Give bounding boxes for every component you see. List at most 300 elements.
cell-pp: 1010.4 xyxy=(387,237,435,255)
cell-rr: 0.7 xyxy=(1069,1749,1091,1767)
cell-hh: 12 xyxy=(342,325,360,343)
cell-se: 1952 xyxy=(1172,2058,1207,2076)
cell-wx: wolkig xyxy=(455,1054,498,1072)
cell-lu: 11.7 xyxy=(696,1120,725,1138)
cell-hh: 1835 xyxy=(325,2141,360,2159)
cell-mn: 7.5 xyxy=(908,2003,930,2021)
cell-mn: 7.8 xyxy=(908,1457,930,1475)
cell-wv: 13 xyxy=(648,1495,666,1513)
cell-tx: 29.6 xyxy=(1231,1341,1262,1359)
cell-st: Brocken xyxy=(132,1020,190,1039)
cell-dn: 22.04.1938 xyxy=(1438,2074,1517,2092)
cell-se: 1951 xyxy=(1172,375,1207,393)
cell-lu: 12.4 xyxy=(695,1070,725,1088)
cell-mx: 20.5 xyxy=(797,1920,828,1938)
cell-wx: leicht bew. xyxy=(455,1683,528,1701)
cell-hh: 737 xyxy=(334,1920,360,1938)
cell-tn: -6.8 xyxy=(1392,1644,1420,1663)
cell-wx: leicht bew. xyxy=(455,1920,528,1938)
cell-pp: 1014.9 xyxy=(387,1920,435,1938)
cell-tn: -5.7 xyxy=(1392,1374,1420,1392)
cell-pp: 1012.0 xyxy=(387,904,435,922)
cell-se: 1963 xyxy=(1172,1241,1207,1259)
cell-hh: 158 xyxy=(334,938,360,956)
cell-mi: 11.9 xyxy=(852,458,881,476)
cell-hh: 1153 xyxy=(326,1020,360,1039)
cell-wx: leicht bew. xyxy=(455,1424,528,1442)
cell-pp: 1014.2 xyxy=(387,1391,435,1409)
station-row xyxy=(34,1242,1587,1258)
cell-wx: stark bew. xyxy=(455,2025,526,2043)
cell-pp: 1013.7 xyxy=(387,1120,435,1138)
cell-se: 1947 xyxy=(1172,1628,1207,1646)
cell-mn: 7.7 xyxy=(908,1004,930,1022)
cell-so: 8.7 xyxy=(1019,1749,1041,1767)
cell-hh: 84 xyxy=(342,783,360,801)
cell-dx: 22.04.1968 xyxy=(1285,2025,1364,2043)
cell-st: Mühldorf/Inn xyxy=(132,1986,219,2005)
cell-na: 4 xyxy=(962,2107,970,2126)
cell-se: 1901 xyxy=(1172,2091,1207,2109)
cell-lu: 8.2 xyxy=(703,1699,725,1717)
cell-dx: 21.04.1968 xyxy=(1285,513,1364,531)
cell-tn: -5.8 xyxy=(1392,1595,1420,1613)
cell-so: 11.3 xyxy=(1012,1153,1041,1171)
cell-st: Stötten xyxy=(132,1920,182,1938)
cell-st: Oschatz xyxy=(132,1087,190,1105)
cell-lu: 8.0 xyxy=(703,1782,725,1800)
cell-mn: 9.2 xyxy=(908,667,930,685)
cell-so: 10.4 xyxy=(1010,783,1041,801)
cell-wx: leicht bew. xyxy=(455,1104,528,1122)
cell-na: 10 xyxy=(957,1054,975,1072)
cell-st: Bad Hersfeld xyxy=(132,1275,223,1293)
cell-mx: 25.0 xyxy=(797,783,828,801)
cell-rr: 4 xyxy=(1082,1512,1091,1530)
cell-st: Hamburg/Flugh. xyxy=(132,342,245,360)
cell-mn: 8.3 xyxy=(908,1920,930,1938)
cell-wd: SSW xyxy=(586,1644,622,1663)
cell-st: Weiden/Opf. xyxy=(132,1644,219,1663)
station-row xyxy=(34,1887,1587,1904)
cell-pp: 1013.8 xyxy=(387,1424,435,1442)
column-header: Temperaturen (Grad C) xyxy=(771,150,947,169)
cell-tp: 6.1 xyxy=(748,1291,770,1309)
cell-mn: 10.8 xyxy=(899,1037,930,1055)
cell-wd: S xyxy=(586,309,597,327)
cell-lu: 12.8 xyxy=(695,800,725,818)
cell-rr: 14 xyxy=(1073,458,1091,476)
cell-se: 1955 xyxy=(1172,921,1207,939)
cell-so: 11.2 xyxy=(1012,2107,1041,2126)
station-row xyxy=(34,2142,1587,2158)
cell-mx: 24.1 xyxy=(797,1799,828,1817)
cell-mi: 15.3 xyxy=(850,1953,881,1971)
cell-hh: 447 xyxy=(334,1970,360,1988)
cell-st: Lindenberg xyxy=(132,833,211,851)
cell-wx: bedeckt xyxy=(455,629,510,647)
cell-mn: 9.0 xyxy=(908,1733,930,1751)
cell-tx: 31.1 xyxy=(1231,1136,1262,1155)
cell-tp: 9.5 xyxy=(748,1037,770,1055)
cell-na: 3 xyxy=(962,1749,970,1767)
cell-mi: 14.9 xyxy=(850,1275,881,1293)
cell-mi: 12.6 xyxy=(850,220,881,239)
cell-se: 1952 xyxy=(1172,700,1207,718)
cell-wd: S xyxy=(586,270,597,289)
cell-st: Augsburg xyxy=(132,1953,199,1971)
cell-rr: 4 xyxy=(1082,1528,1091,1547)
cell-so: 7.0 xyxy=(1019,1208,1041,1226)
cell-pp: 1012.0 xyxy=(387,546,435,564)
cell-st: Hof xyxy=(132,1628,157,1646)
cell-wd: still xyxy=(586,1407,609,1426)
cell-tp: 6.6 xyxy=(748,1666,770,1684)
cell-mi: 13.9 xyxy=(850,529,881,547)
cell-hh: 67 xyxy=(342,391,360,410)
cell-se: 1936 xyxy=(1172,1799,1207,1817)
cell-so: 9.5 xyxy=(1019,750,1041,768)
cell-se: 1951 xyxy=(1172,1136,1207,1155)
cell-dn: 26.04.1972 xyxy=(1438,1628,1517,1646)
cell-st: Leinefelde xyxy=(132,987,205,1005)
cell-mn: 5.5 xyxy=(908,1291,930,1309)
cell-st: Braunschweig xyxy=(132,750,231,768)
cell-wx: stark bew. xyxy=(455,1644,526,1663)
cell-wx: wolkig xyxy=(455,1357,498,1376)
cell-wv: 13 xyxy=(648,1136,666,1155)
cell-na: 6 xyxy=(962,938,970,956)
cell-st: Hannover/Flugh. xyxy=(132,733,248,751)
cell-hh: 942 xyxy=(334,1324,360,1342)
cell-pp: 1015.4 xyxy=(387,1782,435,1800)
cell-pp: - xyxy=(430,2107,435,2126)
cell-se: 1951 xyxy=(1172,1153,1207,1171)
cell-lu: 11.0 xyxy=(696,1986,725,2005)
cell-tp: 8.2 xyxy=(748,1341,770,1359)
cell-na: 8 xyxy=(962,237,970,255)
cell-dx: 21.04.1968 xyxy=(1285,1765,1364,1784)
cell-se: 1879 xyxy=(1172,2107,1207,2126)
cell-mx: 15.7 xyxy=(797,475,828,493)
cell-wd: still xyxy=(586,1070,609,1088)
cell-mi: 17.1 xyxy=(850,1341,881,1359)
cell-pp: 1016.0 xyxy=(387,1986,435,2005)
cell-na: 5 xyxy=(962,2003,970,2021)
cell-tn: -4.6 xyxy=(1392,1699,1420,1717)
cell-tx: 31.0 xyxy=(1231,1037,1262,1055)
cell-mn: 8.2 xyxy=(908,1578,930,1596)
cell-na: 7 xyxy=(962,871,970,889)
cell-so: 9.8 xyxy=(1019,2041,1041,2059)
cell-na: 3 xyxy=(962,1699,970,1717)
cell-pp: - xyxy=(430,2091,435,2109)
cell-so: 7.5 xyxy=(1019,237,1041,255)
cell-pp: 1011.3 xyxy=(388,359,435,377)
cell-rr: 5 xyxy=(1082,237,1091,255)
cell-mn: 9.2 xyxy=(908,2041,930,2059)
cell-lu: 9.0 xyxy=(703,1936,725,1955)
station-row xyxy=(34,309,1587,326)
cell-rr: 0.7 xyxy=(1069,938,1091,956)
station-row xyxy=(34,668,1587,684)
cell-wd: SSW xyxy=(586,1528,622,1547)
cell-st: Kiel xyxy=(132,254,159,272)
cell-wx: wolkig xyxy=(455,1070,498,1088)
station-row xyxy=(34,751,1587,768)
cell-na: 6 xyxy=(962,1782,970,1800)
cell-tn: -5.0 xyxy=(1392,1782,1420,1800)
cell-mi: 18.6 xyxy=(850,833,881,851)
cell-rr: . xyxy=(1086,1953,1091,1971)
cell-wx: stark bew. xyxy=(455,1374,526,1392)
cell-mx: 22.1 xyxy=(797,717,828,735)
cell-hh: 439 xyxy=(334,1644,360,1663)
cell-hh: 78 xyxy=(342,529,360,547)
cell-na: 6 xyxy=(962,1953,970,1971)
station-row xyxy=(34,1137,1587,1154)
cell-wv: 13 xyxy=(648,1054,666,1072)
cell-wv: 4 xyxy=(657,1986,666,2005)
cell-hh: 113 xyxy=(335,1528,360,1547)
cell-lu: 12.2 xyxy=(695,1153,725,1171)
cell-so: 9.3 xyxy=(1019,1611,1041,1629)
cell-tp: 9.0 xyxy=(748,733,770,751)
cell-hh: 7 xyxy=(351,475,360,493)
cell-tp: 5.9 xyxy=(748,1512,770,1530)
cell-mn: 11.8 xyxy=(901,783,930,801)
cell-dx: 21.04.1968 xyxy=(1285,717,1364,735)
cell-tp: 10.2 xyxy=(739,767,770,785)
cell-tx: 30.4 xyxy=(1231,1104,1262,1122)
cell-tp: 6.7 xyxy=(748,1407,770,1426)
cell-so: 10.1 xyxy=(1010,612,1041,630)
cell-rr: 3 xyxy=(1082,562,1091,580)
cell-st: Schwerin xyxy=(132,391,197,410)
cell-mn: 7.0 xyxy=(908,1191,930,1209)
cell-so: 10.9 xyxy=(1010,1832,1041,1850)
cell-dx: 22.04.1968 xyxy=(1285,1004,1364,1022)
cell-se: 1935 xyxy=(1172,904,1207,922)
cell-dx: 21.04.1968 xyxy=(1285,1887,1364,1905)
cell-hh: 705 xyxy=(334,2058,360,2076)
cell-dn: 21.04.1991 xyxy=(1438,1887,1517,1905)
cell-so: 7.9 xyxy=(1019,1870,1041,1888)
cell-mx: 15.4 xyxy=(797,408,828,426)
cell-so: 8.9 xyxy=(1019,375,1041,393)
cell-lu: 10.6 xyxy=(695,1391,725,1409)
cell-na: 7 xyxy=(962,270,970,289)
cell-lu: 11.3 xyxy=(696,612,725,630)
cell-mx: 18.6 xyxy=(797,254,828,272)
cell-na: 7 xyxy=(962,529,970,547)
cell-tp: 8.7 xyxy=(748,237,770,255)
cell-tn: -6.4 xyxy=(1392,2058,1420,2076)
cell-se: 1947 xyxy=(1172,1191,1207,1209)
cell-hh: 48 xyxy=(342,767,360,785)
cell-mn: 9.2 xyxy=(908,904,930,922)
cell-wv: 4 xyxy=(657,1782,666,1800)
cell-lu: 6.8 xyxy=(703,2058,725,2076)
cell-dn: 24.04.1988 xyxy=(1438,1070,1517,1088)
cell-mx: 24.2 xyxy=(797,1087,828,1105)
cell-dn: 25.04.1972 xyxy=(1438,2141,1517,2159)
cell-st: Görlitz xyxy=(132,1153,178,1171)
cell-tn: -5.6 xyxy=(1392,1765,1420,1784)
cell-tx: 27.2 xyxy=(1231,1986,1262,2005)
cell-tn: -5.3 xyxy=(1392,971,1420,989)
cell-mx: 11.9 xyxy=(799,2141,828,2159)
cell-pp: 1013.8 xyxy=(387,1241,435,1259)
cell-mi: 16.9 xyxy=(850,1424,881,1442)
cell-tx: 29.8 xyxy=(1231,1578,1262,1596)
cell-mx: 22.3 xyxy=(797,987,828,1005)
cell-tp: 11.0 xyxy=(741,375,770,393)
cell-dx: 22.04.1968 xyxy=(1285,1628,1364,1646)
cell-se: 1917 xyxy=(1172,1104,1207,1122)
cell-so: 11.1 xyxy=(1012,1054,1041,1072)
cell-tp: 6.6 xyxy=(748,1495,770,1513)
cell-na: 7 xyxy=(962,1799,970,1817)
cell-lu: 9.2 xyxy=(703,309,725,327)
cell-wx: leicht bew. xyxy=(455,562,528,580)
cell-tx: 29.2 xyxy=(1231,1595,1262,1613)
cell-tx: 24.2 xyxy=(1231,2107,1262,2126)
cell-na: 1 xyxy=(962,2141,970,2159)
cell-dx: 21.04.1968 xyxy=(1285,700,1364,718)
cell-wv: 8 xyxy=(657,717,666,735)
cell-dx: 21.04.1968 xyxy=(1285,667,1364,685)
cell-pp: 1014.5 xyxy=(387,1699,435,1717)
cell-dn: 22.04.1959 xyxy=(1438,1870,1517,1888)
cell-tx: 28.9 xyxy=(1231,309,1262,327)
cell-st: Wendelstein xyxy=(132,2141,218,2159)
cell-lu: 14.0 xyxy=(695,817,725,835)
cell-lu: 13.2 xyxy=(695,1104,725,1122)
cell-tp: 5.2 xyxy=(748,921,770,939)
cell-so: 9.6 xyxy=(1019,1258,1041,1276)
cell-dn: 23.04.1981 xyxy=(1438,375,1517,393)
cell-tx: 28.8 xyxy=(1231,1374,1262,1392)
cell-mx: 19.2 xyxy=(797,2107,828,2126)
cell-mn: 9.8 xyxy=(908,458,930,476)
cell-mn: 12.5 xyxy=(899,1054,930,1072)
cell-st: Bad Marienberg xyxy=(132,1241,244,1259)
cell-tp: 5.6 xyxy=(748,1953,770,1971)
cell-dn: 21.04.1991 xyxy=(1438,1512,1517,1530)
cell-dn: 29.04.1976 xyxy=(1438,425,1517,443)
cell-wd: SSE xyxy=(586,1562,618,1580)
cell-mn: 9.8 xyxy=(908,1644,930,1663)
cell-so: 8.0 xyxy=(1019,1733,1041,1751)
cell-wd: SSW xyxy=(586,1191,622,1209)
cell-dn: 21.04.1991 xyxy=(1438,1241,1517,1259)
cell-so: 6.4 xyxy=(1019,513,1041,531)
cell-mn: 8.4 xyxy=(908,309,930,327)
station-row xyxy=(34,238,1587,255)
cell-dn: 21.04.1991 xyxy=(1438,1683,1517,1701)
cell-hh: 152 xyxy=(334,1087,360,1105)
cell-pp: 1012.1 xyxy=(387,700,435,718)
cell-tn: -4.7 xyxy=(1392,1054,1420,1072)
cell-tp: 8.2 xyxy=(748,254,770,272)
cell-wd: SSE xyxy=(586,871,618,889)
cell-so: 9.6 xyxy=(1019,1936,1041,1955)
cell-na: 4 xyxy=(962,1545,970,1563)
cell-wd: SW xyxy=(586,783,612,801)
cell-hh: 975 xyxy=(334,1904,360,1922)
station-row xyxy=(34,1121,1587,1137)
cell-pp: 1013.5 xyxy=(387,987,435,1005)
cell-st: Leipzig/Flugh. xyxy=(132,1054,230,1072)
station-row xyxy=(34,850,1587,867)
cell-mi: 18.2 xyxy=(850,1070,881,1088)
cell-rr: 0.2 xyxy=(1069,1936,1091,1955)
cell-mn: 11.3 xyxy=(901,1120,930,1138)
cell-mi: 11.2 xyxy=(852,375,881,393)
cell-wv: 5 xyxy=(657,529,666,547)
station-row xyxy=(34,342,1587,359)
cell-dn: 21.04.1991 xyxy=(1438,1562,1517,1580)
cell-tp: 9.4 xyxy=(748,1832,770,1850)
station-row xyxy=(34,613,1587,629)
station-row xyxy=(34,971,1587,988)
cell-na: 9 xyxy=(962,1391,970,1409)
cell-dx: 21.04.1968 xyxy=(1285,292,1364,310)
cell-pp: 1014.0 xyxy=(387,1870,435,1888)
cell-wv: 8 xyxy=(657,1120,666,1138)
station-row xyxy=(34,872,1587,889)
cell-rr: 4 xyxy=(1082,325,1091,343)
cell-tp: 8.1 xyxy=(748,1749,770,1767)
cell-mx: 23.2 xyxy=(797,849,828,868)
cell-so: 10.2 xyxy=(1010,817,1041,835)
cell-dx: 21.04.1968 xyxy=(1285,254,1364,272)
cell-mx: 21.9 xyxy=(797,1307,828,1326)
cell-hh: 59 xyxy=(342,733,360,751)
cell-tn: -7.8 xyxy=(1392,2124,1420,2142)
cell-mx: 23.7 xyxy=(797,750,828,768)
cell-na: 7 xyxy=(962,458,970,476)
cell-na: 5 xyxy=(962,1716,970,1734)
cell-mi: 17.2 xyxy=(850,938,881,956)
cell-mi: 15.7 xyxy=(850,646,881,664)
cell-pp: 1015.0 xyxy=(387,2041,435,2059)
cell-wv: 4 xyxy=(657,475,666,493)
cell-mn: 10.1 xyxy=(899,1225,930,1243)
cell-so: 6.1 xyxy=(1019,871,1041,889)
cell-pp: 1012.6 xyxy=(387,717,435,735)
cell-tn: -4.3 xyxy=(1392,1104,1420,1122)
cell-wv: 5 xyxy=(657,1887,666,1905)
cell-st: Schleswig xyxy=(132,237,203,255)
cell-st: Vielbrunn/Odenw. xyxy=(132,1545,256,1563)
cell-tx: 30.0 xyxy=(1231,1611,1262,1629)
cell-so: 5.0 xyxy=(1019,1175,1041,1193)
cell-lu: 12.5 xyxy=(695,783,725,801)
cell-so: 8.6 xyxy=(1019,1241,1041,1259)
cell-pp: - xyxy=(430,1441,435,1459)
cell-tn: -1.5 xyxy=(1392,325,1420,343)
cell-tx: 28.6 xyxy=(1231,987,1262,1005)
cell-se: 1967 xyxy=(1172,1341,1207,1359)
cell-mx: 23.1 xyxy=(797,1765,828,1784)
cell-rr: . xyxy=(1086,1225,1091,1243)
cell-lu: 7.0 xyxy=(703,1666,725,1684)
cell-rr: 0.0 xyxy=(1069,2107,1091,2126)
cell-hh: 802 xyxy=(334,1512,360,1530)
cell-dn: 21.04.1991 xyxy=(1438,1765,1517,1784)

++++++++

**Latihan:** Ubah baris-baris data, mulai dari baris pertama hingga baris yang memuat "cell-mx: 20.5 xyxy=(797,1920,828,1938)" (keduanya termasuk), menjadi daftar JSON berisi string dengan satu string untuk tiap baris. Lewati baris kosong.

**Jawaban Latihan:**
[
  "Give bounding boxes for every component you see. List at most 300 elements.",
  "cell-pp: 1010.4 xyxy=(387,237,435,255)",
  "cell-rr: 0.7 xyxy=(1069,1749,1091,1767)",
  "cell-hh: 12 xyxy=(342,325,360,343)",
  "cell-se: 1952 xyxy=(1172,2058,1207,2076)",
  "cell-wx: wolkig xyxy=(455,1054,498,1072)",
  "cell-lu: 11.7 xyxy=(696,1120,725,1138)",
  "cell-hh: 1835 xyxy=(325,2141,360,2159)",
  "cell-mn: 7.5 xyxy=(908,2003,930,2021)",
  "cell-mn: 7.8 xyxy=(908,1457,930,1475)",
  "cell-wv: 13 xyxy=(648,1495,666,1513)",
  "cell-tx: 29.6 xyxy=(1231,1341,1262,1359)",
  "cell-st: Brocken xyxy=(132,1020,190,1039)",
  "cell-dn: 22.04.1938 xyxy=(1438,2074,1517,2092)",
  "cell-se: 1951 xyxy=(1172,375,1207,393)",
  "cell-lu: 12.4 xyxy=(695,1070,725,1088)",
  "cell-mx: 20.5 xyxy=(797,1920,828,1938)"
]